— DATA LISTING —
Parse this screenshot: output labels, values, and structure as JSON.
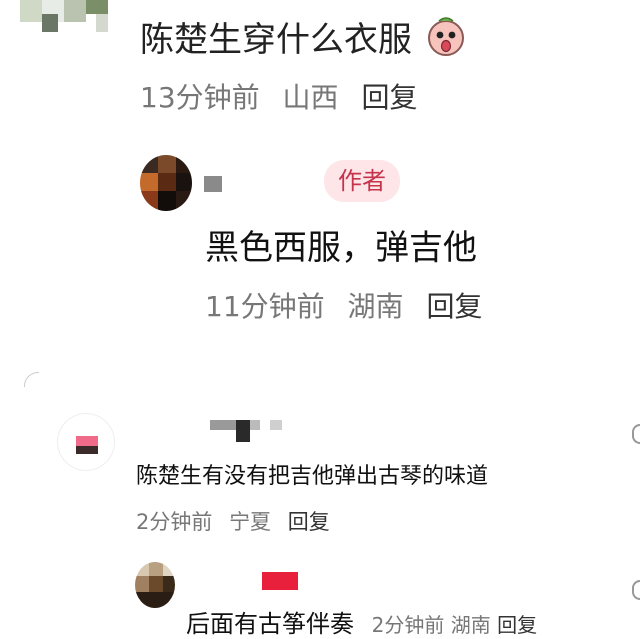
{
  "comment1": {
    "text": "陈楚生穿什么衣服",
    "emoji": "surprised-face-emoji",
    "time": "13分钟前",
    "location": "山西",
    "reply": "回复"
  },
  "reply1": {
    "badge": "作者",
    "text": "黑色西服，弹吉他",
    "time": "11分钟前",
    "location": "湖南",
    "reply": "回复"
  },
  "comment2": {
    "text": "陈楚生有没有把吉他弹出古琴的味道",
    "time": "2分钟前",
    "location": "宁夏",
    "reply": "回复"
  },
  "reply2": {
    "text": "后面有古筝伴奏",
    "time": "2分钟前",
    "location": "湖南",
    "reply": "回复"
  },
  "colors": {
    "author_badge_bg": "#fde5e8",
    "author_badge_text": "#c6344c",
    "meta_text": "#777777"
  }
}
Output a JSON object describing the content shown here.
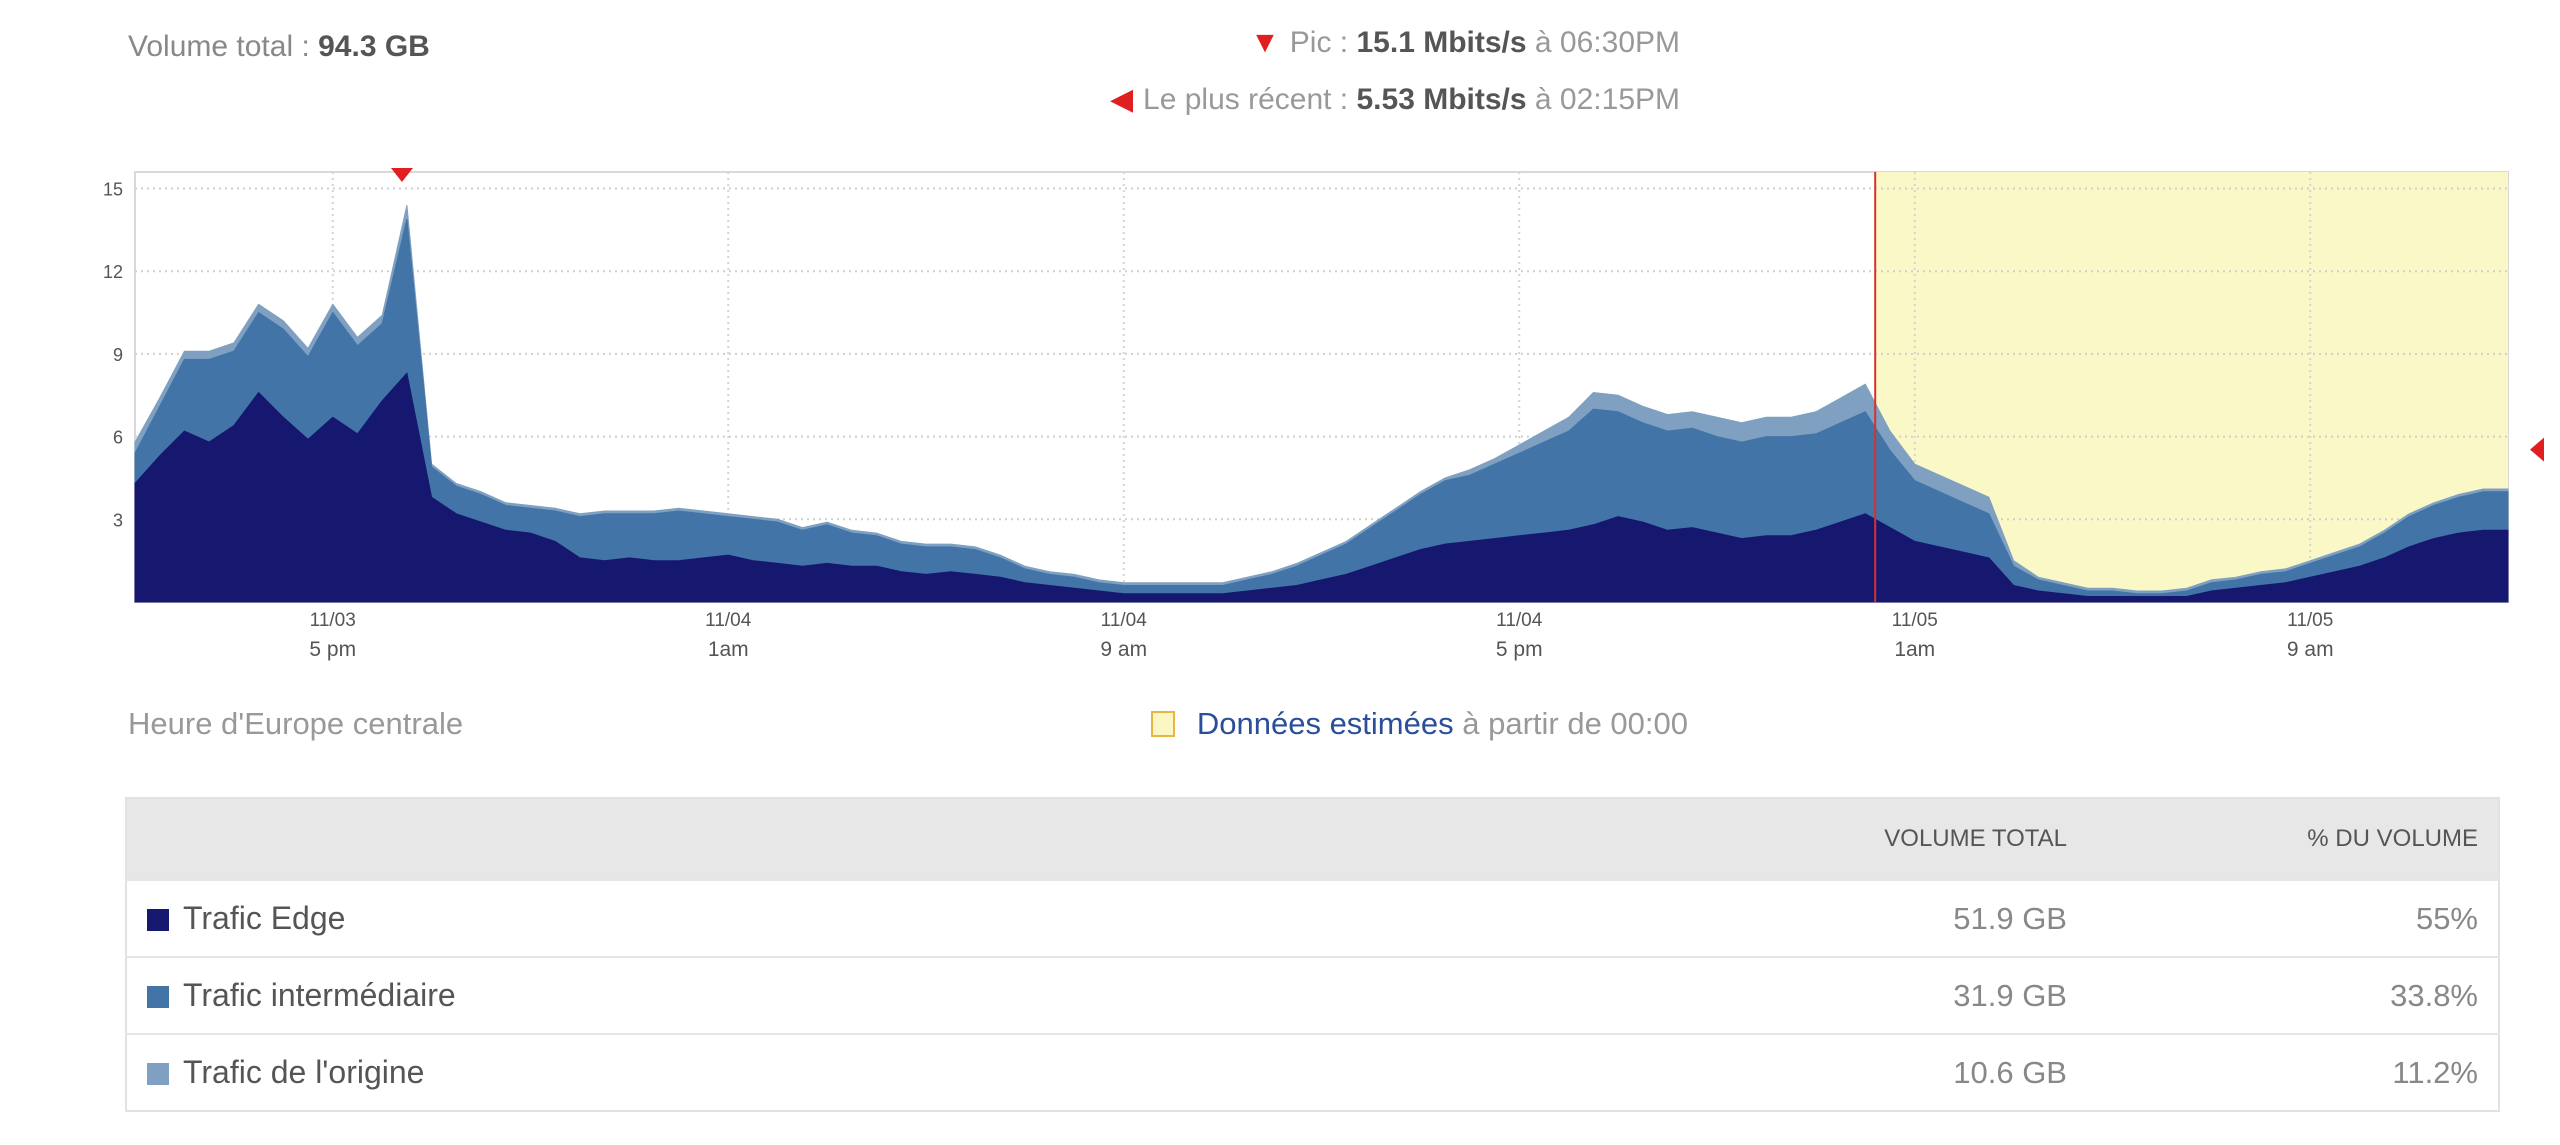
{
  "header": {
    "total_label": "Volume total :",
    "total_value": "94.3 GB",
    "peak_label": "Pic :",
    "peak_value": "15.1 Mbits/s",
    "peak_time": "à 06:30PM",
    "recent_label": "Le plus récent :",
    "recent_value": "5.53 Mbits/s",
    "recent_time": "à 02:15PM"
  },
  "legend": {
    "timezone": "Heure d'Europe centrale",
    "estimated_bold": "Données estimées",
    "estimated_rest": "à partir de 00:00"
  },
  "table": {
    "col_volume": "VOLUME TOTAL",
    "col_percent": "% DU VOLUME",
    "rows": [
      {
        "name": "Trafic Edge",
        "volume": "51.9 GB",
        "percent": "55%",
        "color": "#15186e"
      },
      {
        "name": "Trafic intermédiaire",
        "volume": "31.9 GB",
        "percent": "33.8%",
        "color": "#4274a8"
      },
      {
        "name": "Trafic de l'origine",
        "volume": "10.6 GB",
        "percent": "11.2%",
        "color": "#7fa0c0"
      }
    ]
  },
  "chart_data": {
    "type": "area",
    "stacked": true,
    "ylim": [
      0,
      15.6
    ],
    "yticks": [
      3,
      6,
      9,
      12,
      15
    ],
    "x_start": "11/03 1:00 pm",
    "x_end": "11/05 3:00 pm",
    "x_ticks": [
      {
        "date": "11/03",
        "time": "5 pm",
        "hour": 4
      },
      {
        "date": "11/04",
        "time": "1am",
        "hour": 12
      },
      {
        "date": "11/04",
        "time": "9 am",
        "hour": 20
      },
      {
        "date": "11/04",
        "time": "5 pm",
        "hour": 28
      },
      {
        "date": "11/05",
        "time": "1am",
        "hour": 36
      },
      {
        "date": "11/05",
        "time": "9 am",
        "hour": 44
      }
    ],
    "estimated_from_hour": 35.2,
    "peak_hour": 5.4,
    "recent_value": 5.53,
    "grid": true,
    "x_hours": [
      0,
      0.5,
      1,
      1.5,
      2,
      2.5,
      3,
      3.5,
      4,
      4.5,
      5,
      5.5,
      6,
      6.5,
      7,
      7.5,
      8,
      8.5,
      9,
      9.5,
      10,
      10.5,
      11,
      11.5,
      12,
      12.5,
      13,
      13.5,
      14,
      14.5,
      15,
      15.5,
      16,
      16.5,
      17,
      17.5,
      18,
      18.5,
      19,
      19.5,
      20,
      20.5,
      21,
      21.5,
      22,
      22.5,
      23,
      23.5,
      24,
      24.5,
      25,
      25.5,
      26,
      26.5,
      27,
      27.5,
      28,
      28.5,
      29,
      29.5,
      30,
      30.5,
      31,
      31.5,
      32,
      32.5,
      33,
      33.5,
      34,
      34.5,
      35,
      35.5,
      36,
      36.5,
      37,
      37.5,
      38,
      38.5,
      39,
      39.5,
      40,
      40.5,
      41,
      41.5,
      42,
      42.5,
      43,
      43.5,
      44,
      44.5,
      45,
      45.5,
      46,
      46.5,
      47,
      47.5,
      48
    ],
    "series": [
      {
        "name": "Trafic Edge",
        "color": "#15186e",
        "values": [
          4.3,
          5.3,
          6.2,
          5.8,
          6.4,
          7.6,
          6.7,
          5.9,
          6.7,
          6.1,
          7.3,
          8.3,
          3.8,
          3.2,
          2.9,
          2.6,
          2.5,
          2.2,
          1.6,
          1.5,
          1.6,
          1.5,
          1.5,
          1.6,
          1.7,
          1.5,
          1.4,
          1.3,
          1.4,
          1.3,
          1.3,
          1.1,
          1.0,
          1.1,
          1.0,
          0.9,
          0.7,
          0.6,
          0.5,
          0.4,
          0.3,
          0.3,
          0.3,
          0.3,
          0.3,
          0.4,
          0.5,
          0.6,
          0.8,
          1.0,
          1.3,
          1.6,
          1.9,
          2.1,
          2.2,
          2.3,
          2.4,
          2.5,
          2.6,
          2.8,
          3.1,
          2.9,
          2.6,
          2.7,
          2.5,
          2.3,
          2.4,
          2.4,
          2.6,
          2.9,
          3.2,
          2.7,
          2.2,
          2.0,
          1.8,
          1.6,
          0.6,
          0.4,
          0.3,
          0.2,
          0.2,
          0.2,
          0.2,
          0.2,
          0.4,
          0.5,
          0.6,
          0.7,
          0.9,
          1.1,
          1.3,
          1.6,
          2.0,
          2.3,
          2.5,
          2.6,
          2.6,
          2.6
        ]
      },
      {
        "name": "Trafic intermédiaire",
        "color": "#4274a8",
        "values": [
          1.1,
          1.8,
          2.6,
          3.0,
          2.7,
          2.9,
          3.2,
          3.0,
          3.8,
          3.2,
          2.8,
          5.6,
          1.1,
          1.0,
          1.0,
          0.9,
          0.9,
          1.1,
          1.5,
          1.7,
          1.6,
          1.7,
          1.8,
          1.6,
          1.4,
          1.5,
          1.5,
          1.3,
          1.4,
          1.2,
          1.1,
          1.0,
          1.0,
          0.9,
          0.9,
          0.7,
          0.5,
          0.4,
          0.4,
          0.3,
          0.3,
          0.3,
          0.3,
          0.3,
          0.3,
          0.4,
          0.5,
          0.7,
          0.9,
          1.1,
          1.4,
          1.7,
          2.0,
          2.3,
          2.4,
          2.7,
          3.0,
          3.3,
          3.6,
          4.2,
          3.8,
          3.6,
          3.6,
          3.6,
          3.5,
          3.5,
          3.6,
          3.6,
          3.5,
          3.6,
          3.7,
          2.8,
          2.2,
          2.0,
          1.8,
          1.6,
          0.7,
          0.4,
          0.3,
          0.2,
          0.2,
          0.1,
          0.1,
          0.2,
          0.3,
          0.3,
          0.4,
          0.4,
          0.5,
          0.6,
          0.7,
          0.9,
          1.1,
          1.2,
          1.3,
          1.4,
          1.4,
          1.4
        ]
      },
      {
        "name": "Trafic de l'origine",
        "color": "#7fa0c0",
        "values": [
          0.4,
          0.3,
          0.3,
          0.3,
          0.3,
          0.3,
          0.3,
          0.3,
          0.3,
          0.3,
          0.3,
          0.5,
          0.1,
          0.1,
          0.1,
          0.1,
          0.1,
          0.1,
          0.1,
          0.1,
          0.1,
          0.1,
          0.1,
          0.1,
          0.1,
          0.1,
          0.1,
          0.1,
          0.1,
          0.1,
          0.1,
          0.1,
          0.1,
          0.1,
          0.1,
          0.1,
          0.1,
          0.1,
          0.1,
          0.1,
          0.1,
          0.1,
          0.1,
          0.1,
          0.1,
          0.1,
          0.1,
          0.1,
          0.1,
          0.1,
          0.1,
          0.1,
          0.1,
          0.1,
          0.2,
          0.2,
          0.3,
          0.4,
          0.5,
          0.6,
          0.6,
          0.6,
          0.6,
          0.6,
          0.7,
          0.7,
          0.7,
          0.7,
          0.8,
          0.9,
          1.0,
          0.7,
          0.6,
          0.6,
          0.6,
          0.6,
          0.2,
          0.1,
          0.1,
          0.1,
          0.1,
          0.1,
          0.1,
          0.1,
          0.1,
          0.1,
          0.1,
          0.1,
          0.1,
          0.1,
          0.1,
          0.1,
          0.1,
          0.1,
          0.1,
          0.1,
          0.1,
          0.1
        ]
      }
    ]
  }
}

— SHORT EXERCISE —
What is the number of lines holding the word "location"? State it alone.

— TASK OUTPUT —
4